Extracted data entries
** START **

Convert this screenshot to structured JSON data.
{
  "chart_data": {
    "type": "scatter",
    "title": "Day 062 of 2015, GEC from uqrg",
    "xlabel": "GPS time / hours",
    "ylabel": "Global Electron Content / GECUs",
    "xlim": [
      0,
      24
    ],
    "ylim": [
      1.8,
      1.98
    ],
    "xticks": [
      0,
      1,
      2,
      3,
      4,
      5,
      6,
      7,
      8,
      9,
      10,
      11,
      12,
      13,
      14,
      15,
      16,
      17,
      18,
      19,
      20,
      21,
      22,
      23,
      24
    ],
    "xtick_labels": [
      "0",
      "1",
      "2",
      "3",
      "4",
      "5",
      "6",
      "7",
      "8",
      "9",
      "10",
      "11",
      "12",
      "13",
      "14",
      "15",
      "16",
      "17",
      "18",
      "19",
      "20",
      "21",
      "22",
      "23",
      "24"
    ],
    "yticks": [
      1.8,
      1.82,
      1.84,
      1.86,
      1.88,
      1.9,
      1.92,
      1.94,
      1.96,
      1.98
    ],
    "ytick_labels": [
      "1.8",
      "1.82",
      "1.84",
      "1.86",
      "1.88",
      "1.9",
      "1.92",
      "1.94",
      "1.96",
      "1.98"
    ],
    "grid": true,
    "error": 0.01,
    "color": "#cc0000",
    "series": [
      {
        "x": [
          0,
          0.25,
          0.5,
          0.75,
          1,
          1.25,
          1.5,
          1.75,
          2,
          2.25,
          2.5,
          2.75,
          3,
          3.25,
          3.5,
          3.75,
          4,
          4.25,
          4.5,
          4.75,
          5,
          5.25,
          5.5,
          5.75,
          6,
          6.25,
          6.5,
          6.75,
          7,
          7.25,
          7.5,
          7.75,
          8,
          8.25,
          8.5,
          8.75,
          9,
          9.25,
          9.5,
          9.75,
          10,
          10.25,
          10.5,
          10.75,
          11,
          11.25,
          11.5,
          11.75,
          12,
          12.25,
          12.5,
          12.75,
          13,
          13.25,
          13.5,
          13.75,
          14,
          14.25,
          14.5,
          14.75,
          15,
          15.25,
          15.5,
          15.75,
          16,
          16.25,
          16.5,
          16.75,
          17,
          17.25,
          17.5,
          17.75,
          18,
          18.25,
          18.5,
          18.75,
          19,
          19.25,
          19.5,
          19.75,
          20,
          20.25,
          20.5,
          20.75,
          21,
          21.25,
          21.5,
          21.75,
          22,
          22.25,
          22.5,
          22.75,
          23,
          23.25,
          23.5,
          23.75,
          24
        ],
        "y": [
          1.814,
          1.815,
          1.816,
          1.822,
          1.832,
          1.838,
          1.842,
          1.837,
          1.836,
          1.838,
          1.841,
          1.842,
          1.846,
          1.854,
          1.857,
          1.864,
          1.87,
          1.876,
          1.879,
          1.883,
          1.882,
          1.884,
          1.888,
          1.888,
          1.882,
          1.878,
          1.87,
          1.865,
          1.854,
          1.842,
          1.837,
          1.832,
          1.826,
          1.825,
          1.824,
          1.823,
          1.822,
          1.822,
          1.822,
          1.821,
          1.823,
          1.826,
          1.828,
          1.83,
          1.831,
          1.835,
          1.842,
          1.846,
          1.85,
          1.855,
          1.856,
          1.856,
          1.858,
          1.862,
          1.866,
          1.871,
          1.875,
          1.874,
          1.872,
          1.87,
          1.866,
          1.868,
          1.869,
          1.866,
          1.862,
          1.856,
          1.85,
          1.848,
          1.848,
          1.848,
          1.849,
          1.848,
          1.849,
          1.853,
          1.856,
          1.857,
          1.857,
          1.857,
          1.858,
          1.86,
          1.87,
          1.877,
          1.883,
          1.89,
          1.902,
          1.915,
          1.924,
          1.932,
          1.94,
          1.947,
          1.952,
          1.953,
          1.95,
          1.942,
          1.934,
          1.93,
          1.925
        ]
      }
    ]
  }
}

** END **

§ **Objective**
Type out the whole listing above again, exactly as it stands.

§ **Result for this exercise**
Convert this screenshot to structured JSON data.
{
  "chart_data": {
    "type": "scatter",
    "title": "Day 062 of 2015, GEC from uqrg",
    "xlabel": "GPS time / hours",
    "ylabel": "Global Electron Content / GECUs",
    "xlim": [
      0,
      24
    ],
    "ylim": [
      1.8,
      1.98
    ],
    "xticks": [
      0,
      1,
      2,
      3,
      4,
      5,
      6,
      7,
      8,
      9,
      10,
      11,
      12,
      13,
      14,
      15,
      16,
      17,
      18,
      19,
      20,
      21,
      22,
      23,
      24
    ],
    "xtick_labels": [
      "0",
      "1",
      "2",
      "3",
      "4",
      "5",
      "6",
      "7",
      "8",
      "9",
      "10",
      "11",
      "12",
      "13",
      "14",
      "15",
      "16",
      "17",
      "18",
      "19",
      "20",
      "21",
      "22",
      "23",
      "24"
    ],
    "yticks": [
      1.8,
      1.82,
      1.84,
      1.86,
      1.88,
      1.9,
      1.92,
      1.94,
      1.96,
      1.98
    ],
    "ytick_labels": [
      "1.8",
      "1.82",
      "1.84",
      "1.86",
      "1.88",
      "1.9",
      "1.92",
      "1.94",
      "1.96",
      "1.98"
    ],
    "grid": true,
    "error": 0.01,
    "color": "#cc0000",
    "series": [
      {
        "x": [
          0,
          0.25,
          0.5,
          0.75,
          1,
          1.25,
          1.5,
          1.75,
          2,
          2.25,
          2.5,
          2.75,
          3,
          3.25,
          3.5,
          3.75,
          4,
          4.25,
          4.5,
          4.75,
          5,
          5.25,
          5.5,
          5.75,
          6,
          6.25,
          6.5,
          6.75,
          7,
          7.25,
          7.5,
          7.75,
          8,
          8.25,
          8.5,
          8.75,
          9,
          9.25,
          9.5,
          9.75,
          10,
          10.25,
          10.5,
          10.75,
          11,
          11.25,
          11.5,
          11.75,
          12,
          12.25,
          12.5,
          12.75,
          13,
          13.25,
          13.5,
          13.75,
          14,
          14.25,
          14.5,
          14.75,
          15,
          15.25,
          15.5,
          15.75,
          16,
          16.25,
          16.5,
          16.75,
          17,
          17.25,
          17.5,
          17.75,
          18,
          18.25,
          18.5,
          18.75,
          19,
          19.25,
          19.5,
          19.75,
          20,
          20.25,
          20.5,
          20.75,
          21,
          21.25,
          21.5,
          21.75,
          22,
          22.25,
          22.5,
          22.75,
          23,
          23.25,
          23.5,
          23.75,
          24
        ],
        "y": [
          1.814,
          1.815,
          1.816,
          1.822,
          1.832,
          1.838,
          1.842,
          1.837,
          1.836,
          1.838,
          1.841,
          1.842,
          1.846,
          1.854,
          1.857,
          1.864,
          1.87,
          1.876,
          1.879,
          1.883,
          1.882,
          1.884,
          1.888,
          1.888,
          1.882,
          1.878,
          1.87,
          1.865,
          1.854,
          1.842,
          1.837,
          1.832,
          1.826,
          1.825,
          1.824,
          1.823,
          1.822,
          1.822,
          1.822,
          1.821,
          1.823,
          1.826,
          1.828,
          1.83,
          1.831,
          1.835,
          1.842,
          1.846,
          1.85,
          1.855,
          1.856,
          1.856,
          1.858,
          1.862,
          1.866,
          1.871,
          1.875,
          1.874,
          1.872,
          1.87,
          1.866,
          1.868,
          1.869,
          1.866,
          1.862,
          1.856,
          1.85,
          1.848,
          1.848,
          1.848,
          1.849,
          1.848,
          1.849,
          1.853,
          1.856,
          1.857,
          1.857,
          1.857,
          1.858,
          1.86,
          1.87,
          1.877,
          1.883,
          1.89,
          1.902,
          1.915,
          1.924,
          1.932,
          1.94,
          1.947,
          1.952,
          1.953,
          1.95,
          1.942,
          1.934,
          1.93,
          1.925
        ]
      }
    ]
  }
}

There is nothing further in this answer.